■ Instructions to follow ■
Make an exact copy of the records, with the pictures left out.

■ Saved data entries ■
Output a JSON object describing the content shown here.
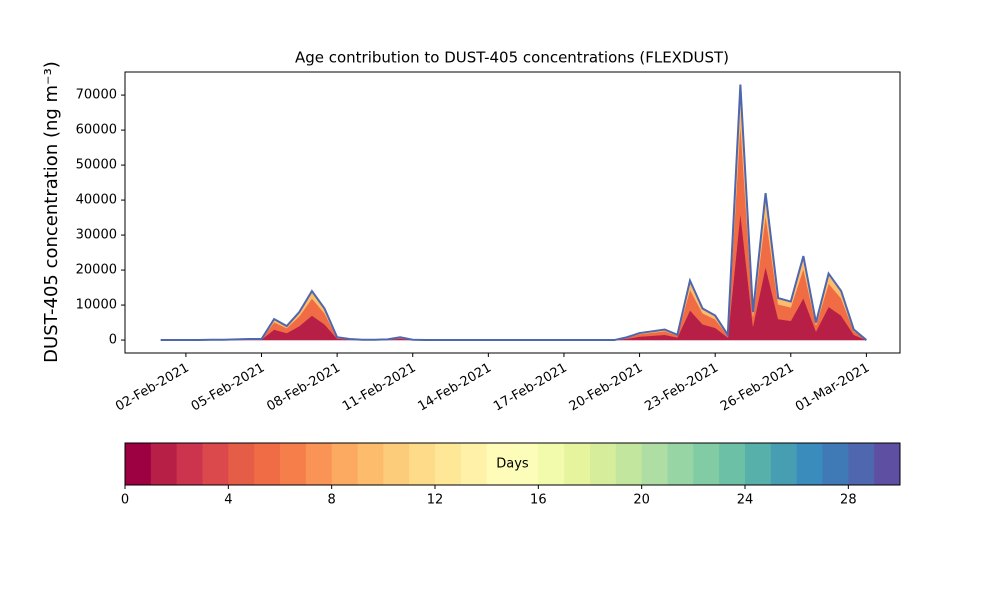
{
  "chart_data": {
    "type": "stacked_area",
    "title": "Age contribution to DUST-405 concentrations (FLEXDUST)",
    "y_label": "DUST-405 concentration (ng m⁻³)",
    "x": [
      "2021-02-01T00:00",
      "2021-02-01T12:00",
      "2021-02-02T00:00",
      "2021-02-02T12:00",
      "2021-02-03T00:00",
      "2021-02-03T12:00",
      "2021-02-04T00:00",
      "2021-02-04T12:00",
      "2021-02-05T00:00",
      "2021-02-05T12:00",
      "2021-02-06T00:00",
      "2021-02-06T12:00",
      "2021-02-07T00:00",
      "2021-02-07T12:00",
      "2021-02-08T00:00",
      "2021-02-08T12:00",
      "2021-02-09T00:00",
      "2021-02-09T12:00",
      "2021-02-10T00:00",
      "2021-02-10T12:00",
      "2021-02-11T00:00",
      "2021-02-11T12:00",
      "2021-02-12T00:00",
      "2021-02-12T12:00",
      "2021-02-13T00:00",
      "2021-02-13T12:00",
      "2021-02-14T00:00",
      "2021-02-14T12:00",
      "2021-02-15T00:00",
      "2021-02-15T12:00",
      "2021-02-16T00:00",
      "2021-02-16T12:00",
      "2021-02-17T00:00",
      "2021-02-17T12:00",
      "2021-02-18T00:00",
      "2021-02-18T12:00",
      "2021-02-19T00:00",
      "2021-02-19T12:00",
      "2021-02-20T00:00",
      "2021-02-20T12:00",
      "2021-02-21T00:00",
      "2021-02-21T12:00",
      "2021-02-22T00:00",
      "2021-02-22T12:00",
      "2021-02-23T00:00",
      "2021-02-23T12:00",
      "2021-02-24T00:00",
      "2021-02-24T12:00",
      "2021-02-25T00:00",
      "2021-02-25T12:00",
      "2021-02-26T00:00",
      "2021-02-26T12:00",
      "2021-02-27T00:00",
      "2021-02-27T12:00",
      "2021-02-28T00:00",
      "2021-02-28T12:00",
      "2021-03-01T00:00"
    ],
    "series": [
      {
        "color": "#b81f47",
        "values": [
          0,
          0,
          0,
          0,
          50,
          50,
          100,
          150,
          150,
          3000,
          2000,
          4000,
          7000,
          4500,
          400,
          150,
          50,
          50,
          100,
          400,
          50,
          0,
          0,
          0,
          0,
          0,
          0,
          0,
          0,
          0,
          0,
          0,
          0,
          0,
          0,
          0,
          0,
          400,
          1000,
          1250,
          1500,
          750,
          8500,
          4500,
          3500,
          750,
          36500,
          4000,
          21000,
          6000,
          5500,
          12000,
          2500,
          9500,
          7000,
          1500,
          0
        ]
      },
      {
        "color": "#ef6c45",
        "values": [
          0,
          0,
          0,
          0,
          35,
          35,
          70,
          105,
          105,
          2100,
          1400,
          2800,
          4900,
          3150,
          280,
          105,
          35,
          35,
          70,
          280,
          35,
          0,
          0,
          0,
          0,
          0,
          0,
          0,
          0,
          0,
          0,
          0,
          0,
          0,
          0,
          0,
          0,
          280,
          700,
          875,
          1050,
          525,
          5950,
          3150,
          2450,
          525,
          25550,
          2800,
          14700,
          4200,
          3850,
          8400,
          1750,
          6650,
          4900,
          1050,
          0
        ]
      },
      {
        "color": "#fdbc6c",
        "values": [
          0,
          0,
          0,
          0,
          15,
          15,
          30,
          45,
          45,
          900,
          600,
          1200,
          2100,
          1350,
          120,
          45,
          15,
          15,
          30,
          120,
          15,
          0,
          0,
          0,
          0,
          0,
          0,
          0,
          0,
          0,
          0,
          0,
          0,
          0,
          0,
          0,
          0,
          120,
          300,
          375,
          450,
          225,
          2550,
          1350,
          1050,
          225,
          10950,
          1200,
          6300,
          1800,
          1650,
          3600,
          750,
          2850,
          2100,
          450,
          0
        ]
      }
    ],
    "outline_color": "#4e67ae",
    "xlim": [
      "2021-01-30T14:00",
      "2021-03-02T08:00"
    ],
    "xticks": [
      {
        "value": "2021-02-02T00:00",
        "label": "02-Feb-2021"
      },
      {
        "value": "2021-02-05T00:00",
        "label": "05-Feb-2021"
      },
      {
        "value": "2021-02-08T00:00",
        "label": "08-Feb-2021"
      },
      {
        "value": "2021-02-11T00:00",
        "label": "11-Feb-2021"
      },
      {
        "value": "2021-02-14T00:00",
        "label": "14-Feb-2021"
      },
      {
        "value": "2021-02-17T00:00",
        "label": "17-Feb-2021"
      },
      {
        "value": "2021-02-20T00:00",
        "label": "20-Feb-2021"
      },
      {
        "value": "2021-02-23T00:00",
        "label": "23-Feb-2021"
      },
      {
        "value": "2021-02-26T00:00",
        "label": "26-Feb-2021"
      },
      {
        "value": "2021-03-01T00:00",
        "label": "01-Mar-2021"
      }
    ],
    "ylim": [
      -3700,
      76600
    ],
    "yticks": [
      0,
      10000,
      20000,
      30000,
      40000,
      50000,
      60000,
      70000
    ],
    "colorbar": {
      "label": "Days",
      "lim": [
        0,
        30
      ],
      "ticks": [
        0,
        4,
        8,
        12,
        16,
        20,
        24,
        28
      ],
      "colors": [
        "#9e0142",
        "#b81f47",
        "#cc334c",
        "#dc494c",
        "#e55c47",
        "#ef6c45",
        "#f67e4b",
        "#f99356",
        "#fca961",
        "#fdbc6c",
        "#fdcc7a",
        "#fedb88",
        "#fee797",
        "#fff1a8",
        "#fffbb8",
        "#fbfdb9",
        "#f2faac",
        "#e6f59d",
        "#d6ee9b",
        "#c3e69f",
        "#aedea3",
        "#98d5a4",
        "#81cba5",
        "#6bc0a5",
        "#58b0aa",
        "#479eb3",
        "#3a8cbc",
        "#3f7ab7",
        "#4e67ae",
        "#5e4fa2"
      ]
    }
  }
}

■ Result for this task ■
Output a JSON object describing the content shown here.
{
  "chart_data": {
    "type": "stacked_area",
    "title": "Age contribution to DUST-405 concentrations (FLEXDUST)",
    "y_label": "DUST-405 concentration (ng m⁻³)",
    "x": [
      "2021-02-01T00:00",
      "2021-02-01T12:00",
      "2021-02-02T00:00",
      "2021-02-02T12:00",
      "2021-02-03T00:00",
      "2021-02-03T12:00",
      "2021-02-04T00:00",
      "2021-02-04T12:00",
      "2021-02-05T00:00",
      "2021-02-05T12:00",
      "2021-02-06T00:00",
      "2021-02-06T12:00",
      "2021-02-07T00:00",
      "2021-02-07T12:00",
      "2021-02-08T00:00",
      "2021-02-08T12:00",
      "2021-02-09T00:00",
      "2021-02-09T12:00",
      "2021-02-10T00:00",
      "2021-02-10T12:00",
      "2021-02-11T00:00",
      "2021-02-11T12:00",
      "2021-02-12T00:00",
      "2021-02-12T12:00",
      "2021-02-13T00:00",
      "2021-02-13T12:00",
      "2021-02-14T00:00",
      "2021-02-14T12:00",
      "2021-02-15T00:00",
      "2021-02-15T12:00",
      "2021-02-16T00:00",
      "2021-02-16T12:00",
      "2021-02-17T00:00",
      "2021-02-17T12:00",
      "2021-02-18T00:00",
      "2021-02-18T12:00",
      "2021-02-19T00:00",
      "2021-02-19T12:00",
      "2021-02-20T00:00",
      "2021-02-20T12:00",
      "2021-02-21T00:00",
      "2021-02-21T12:00",
      "2021-02-22T00:00",
      "2021-02-22T12:00",
      "2021-02-23T00:00",
      "2021-02-23T12:00",
      "2021-02-24T00:00",
      "2021-02-24T12:00",
      "2021-02-25T00:00",
      "2021-02-25T12:00",
      "2021-02-26T00:00",
      "2021-02-26T12:00",
      "2021-02-27T00:00",
      "2021-02-27T12:00",
      "2021-02-28T00:00",
      "2021-02-28T12:00",
      "2021-03-01T00:00"
    ],
    "series": [
      {
        "color": "#b81f47",
        "values": [
          0,
          0,
          0,
          0,
          50,
          50,
          100,
          150,
          150,
          3000,
          2000,
          4000,
          7000,
          4500,
          400,
          150,
          50,
          50,
          100,
          400,
          50,
          0,
          0,
          0,
          0,
          0,
          0,
          0,
          0,
          0,
          0,
          0,
          0,
          0,
          0,
          0,
          0,
          400,
          1000,
          1250,
          1500,
          750,
          8500,
          4500,
          3500,
          750,
          36500,
          4000,
          21000,
          6000,
          5500,
          12000,
          2500,
          9500,
          7000,
          1500,
          0
        ]
      },
      {
        "color": "#ef6c45",
        "values": [
          0,
          0,
          0,
          0,
          35,
          35,
          70,
          105,
          105,
          2100,
          1400,
          2800,
          4900,
          3150,
          280,
          105,
          35,
          35,
          70,
          280,
          35,
          0,
          0,
          0,
          0,
          0,
          0,
          0,
          0,
          0,
          0,
          0,
          0,
          0,
          0,
          0,
          0,
          280,
          700,
          875,
          1050,
          525,
          5950,
          3150,
          2450,
          525,
          25550,
          2800,
          14700,
          4200,
          3850,
          8400,
          1750,
          6650,
          4900,
          1050,
          0
        ]
      },
      {
        "color": "#fdbc6c",
        "values": [
          0,
          0,
          0,
          0,
          15,
          15,
          30,
          45,
          45,
          900,
          600,
          1200,
          2100,
          1350,
          120,
          45,
          15,
          15,
          30,
          120,
          15,
          0,
          0,
          0,
          0,
          0,
          0,
          0,
          0,
          0,
          0,
          0,
          0,
          0,
          0,
          0,
          0,
          120,
          300,
          375,
          450,
          225,
          2550,
          1350,
          1050,
          225,
          10950,
          1200,
          6300,
          1800,
          1650,
          3600,
          750,
          2850,
          2100,
          450,
          0
        ]
      }
    ],
    "outline_color": "#4e67ae",
    "xlim": [
      "2021-01-30T14:00",
      "2021-03-02T08:00"
    ],
    "xticks": [
      {
        "value": "2021-02-02T00:00",
        "label": "02-Feb-2021"
      },
      {
        "value": "2021-02-05T00:00",
        "label": "05-Feb-2021"
      },
      {
        "value": "2021-02-08T00:00",
        "label": "08-Feb-2021"
      },
      {
        "value": "2021-02-11T00:00",
        "label": "11-Feb-2021"
      },
      {
        "value": "2021-02-14T00:00",
        "label": "14-Feb-2021"
      },
      {
        "value": "2021-02-17T00:00",
        "label": "17-Feb-2021"
      },
      {
        "value": "2021-02-20T00:00",
        "label": "20-Feb-2021"
      },
      {
        "value": "2021-02-23T00:00",
        "label": "23-Feb-2021"
      },
      {
        "value": "2021-02-26T00:00",
        "label": "26-Feb-2021"
      },
      {
        "value": "2021-03-01T00:00",
        "label": "01-Mar-2021"
      }
    ],
    "ylim": [
      -3700,
      76600
    ],
    "yticks": [
      0,
      10000,
      20000,
      30000,
      40000,
      50000,
      60000,
      70000
    ],
    "colorbar": {
      "label": "Days",
      "lim": [
        0,
        30
      ],
      "ticks": [
        0,
        4,
        8,
        12,
        16,
        20,
        24,
        28
      ],
      "colors": [
        "#9e0142",
        "#b81f47",
        "#cc334c",
        "#dc494c",
        "#e55c47",
        "#ef6c45",
        "#f67e4b",
        "#f99356",
        "#fca961",
        "#fdbc6c",
        "#fdcc7a",
        "#fedb88",
        "#fee797",
        "#fff1a8",
        "#fffbb8",
        "#fbfdb9",
        "#f2faac",
        "#e6f59d",
        "#d6ee9b",
        "#c3e69f",
        "#aedea3",
        "#98d5a4",
        "#81cba5",
        "#6bc0a5",
        "#58b0aa",
        "#479eb3",
        "#3a8cbc",
        "#3f7ab7",
        "#4e67ae",
        "#5e4fa2"
      ]
    }
  }
}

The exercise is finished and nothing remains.